====== Input material ======
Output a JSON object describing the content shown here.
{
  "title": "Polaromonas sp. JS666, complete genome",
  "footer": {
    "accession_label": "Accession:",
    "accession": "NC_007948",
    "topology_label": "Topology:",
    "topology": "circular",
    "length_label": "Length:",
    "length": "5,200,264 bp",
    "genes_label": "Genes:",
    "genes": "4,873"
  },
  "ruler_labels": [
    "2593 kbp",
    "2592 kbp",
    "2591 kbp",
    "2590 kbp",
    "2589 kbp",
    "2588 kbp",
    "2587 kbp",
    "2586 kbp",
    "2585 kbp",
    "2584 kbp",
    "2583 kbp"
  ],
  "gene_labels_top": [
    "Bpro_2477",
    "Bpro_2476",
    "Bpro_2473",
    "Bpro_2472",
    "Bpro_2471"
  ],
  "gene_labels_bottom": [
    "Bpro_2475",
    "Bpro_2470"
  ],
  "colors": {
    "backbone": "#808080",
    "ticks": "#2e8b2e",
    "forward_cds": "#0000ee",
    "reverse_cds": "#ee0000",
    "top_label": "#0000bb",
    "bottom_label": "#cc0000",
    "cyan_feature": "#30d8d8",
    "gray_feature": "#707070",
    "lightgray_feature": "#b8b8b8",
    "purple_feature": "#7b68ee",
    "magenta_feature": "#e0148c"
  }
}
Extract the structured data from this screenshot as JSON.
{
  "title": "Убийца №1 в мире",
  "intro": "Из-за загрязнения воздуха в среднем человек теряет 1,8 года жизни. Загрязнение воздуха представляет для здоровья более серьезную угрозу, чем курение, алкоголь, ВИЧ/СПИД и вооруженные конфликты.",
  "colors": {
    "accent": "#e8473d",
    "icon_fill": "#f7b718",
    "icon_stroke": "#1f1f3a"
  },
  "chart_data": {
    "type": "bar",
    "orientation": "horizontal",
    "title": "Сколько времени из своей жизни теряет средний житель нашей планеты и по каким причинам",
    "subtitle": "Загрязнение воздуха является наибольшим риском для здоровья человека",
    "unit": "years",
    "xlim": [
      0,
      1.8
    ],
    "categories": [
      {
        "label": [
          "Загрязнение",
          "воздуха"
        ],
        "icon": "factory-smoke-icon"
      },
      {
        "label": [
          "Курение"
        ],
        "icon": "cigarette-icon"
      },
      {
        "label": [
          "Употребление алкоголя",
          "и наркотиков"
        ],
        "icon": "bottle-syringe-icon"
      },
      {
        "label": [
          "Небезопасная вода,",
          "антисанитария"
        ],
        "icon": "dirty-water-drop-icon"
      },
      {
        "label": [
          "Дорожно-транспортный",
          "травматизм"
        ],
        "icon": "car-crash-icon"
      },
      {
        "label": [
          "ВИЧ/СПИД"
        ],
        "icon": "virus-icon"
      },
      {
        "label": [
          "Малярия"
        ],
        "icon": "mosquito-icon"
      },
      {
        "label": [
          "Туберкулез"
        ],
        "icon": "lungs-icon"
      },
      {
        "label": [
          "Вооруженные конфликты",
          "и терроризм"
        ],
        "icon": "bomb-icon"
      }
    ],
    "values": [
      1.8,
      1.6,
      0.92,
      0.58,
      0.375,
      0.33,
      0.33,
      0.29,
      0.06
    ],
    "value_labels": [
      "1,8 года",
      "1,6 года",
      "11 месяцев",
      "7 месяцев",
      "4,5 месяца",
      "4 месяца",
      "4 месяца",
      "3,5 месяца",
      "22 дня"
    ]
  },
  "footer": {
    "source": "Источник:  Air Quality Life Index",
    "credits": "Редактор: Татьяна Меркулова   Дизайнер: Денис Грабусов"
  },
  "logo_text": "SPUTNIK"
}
======
§ **Instructions to follow**
Give again each line shown above, keeping every word as it is.

§ **Solution to the exercise**
Output a JSON object describing the content shown here.
{
  "title": "Polaromonas sp. JS666, complete genome",
  "footer": {
    "accession_label": "Accession:",
    "accession": "NC_007948",
    "topology_label": "Topology:",
    "topology": "circular",
    "length_label": "Length:",
    "length": "5,200,264 bp",
    "genes_label": "Genes:",
    "genes": "4,873"
  },
  "ruler_labels": [
    "2593 kbp",
    "2592 kbp",
    "2591 kbp",
    "2590 kbp",
    "2589 kbp",
    "2588 kbp",
    "2587 kbp",
    "2586 kbp",
    "2585 kbp",
    "2584 kbp",
    "2583 kbp"
  ],
  "gene_labels_top": [
    "Bpro_2477",
    "Bpro_2476",
    "Bpro_2473",
    "Bpro_2472",
    "Bpro_2471"
  ],
  "gene_labels_bottom": [
    "Bpro_2475",
    "Bpro_2470"
  ],
  "colors": {
    "backbone": "#808080",
    "ticks": "#2e8b2e",
    "forward_cds": "#0000ee",
    "reverse_cds": "#ee0000",
    "top_label": "#0000bb",
    "bottom_label": "#cc0000",
    "cyan_feature": "#30d8d8",
    "gray_feature": "#707070",
    "lightgray_feature": "#b8b8b8",
    "purple_feature": "#7b68ee",
    "magenta_feature": "#e0148c"
  }
}
Extract the structured data from this screenshot as JSON.
{
  "title": "Убийца №1 в мире",
  "intro": "Из-за загрязнения воздуха в среднем человек теряет 1,8 года жизни. Загрязнение воздуха представляет для здоровья более серьезную угрозу, чем курение, алкоголь, ВИЧ/СПИД и вооруженные конфликты.",
  "colors": {
    "accent": "#e8473d",
    "icon_fill": "#f7b718",
    "icon_stroke": "#1f1f3a"
  },
  "chart_data": {
    "type": "bar",
    "orientation": "horizontal",
    "title": "Сколько времени из своей жизни теряет средний житель нашей планеты и по каким причинам",
    "subtitle": "Загрязнение воздуха является наибольшим риском для здоровья человека",
    "unit": "years",
    "xlim": [
      0,
      1.8
    ],
    "categories": [
      {
        "label": [
          "Загрязнение",
          "воздуха"
        ],
        "icon": "factory-smoke-icon"
      },
      {
        "label": [
          "Курение"
        ],
        "icon": "cigarette-icon"
      },
      {
        "label": [
          "Употребление алкоголя",
          "и наркотиков"
        ],
        "icon": "bottle-syringe-icon"
      },
      {
        "label": [
          "Небезопасная вода,",
          "антисанитария"
        ],
        "icon": "dirty-water-drop-icon"
      },
      {
        "label": [
          "Дорожно-транспортный",
          "травматизм"
        ],
        "icon": "car-crash-icon"
      },
      {
        "label": [
          "ВИЧ/СПИД"
        ],
        "icon": "virus-icon"
      },
      {
        "label": [
          "Малярия"
        ],
        "icon": "mosquito-icon"
      },
      {
        "label": [
          "Туберкулез"
        ],
        "icon": "lungs-icon"
      },
      {
        "label": [
          "Вооруженные конфликты",
          "и терроризм"
        ],
        "icon": "bomb-icon"
      }
    ],
    "values": [
      1.8,
      1.6,
      0.92,
      0.58,
      0.375,
      0.33,
      0.33,
      0.29,
      0.06
    ],
    "value_labels": [
      "1,8 года",
      "1,6 года",
      "11 месяцев",
      "7 месяцев",
      "4,5 месяца",
      "4 месяца",
      "4 месяца",
      "3,5 месяца",
      "22 дня"
    ]
  },
  "footer": {
    "source": "Источник:  Air Quality Life Index",
    "credits": "Редактор: Татьяна Меркулова   Дизайнер: Денис Грабусов"
  },
  "logo_text": "SPUTNIK"
}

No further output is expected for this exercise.